▶ Goal of the exercise: Check each line of the listing, and copy it if it contains the word "icon".

▶ Supplied information:
>> Begin

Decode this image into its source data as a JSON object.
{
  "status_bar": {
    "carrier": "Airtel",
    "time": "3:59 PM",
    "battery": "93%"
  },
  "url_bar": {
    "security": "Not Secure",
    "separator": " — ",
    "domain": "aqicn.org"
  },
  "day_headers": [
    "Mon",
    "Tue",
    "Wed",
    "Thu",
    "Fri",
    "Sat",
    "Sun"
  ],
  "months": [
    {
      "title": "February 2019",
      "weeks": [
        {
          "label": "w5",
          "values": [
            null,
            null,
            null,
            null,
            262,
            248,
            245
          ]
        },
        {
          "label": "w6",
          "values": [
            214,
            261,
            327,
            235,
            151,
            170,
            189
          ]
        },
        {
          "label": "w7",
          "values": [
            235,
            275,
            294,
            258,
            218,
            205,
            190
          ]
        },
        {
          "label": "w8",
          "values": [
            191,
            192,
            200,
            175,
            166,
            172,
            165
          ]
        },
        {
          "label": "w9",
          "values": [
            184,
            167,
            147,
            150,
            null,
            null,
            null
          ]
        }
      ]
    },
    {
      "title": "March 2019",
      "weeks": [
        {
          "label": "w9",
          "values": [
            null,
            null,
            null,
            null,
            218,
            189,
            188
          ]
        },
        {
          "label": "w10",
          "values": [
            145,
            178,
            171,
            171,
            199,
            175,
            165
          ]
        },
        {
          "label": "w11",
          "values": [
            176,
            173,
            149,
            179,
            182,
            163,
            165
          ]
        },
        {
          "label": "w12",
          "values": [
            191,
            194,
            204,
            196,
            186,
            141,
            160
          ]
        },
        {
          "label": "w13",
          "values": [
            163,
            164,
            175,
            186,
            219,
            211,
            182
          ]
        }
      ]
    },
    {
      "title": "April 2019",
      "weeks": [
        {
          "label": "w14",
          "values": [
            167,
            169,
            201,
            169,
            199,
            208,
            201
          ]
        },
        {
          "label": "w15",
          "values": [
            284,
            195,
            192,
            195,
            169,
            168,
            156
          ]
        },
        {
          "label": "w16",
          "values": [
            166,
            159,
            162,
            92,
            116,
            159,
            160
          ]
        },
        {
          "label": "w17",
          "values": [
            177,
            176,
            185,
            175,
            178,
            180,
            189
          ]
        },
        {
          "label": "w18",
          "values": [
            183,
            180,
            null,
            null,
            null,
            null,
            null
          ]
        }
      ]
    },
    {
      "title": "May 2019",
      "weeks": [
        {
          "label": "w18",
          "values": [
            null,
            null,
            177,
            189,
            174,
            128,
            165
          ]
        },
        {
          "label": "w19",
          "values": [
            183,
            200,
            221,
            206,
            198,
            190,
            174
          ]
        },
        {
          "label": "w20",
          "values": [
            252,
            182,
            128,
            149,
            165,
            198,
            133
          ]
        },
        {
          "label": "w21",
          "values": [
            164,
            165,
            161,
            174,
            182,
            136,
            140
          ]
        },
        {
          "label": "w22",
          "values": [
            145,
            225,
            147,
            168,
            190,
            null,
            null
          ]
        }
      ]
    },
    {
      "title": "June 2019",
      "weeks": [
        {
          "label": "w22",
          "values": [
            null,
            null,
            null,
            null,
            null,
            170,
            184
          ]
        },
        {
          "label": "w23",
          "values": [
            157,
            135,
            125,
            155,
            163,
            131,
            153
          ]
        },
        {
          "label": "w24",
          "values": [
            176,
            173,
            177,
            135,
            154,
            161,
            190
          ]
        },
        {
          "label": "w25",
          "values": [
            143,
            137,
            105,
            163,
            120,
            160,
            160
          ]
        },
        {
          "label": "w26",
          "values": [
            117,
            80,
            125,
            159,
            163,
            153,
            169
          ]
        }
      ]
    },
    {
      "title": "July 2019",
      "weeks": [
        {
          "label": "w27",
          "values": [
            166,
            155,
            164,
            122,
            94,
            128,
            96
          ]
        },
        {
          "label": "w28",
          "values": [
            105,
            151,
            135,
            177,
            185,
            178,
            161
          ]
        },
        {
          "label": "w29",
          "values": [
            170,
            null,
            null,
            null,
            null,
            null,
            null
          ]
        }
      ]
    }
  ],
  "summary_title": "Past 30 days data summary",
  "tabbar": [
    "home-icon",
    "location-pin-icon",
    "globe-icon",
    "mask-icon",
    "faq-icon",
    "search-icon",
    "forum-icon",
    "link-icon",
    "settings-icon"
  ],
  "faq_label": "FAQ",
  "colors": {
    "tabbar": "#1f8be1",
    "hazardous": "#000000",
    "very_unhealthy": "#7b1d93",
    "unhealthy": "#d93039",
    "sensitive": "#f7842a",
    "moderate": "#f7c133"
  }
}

>> End

▶ Solution for this exercise:
    "home-icon",
    "location-pin-icon",
    "globe-icon",
    "mask-icon",
    "faq-icon",
    "search-icon",
    "forum-icon",
    "link-icon",
    "settings-icon"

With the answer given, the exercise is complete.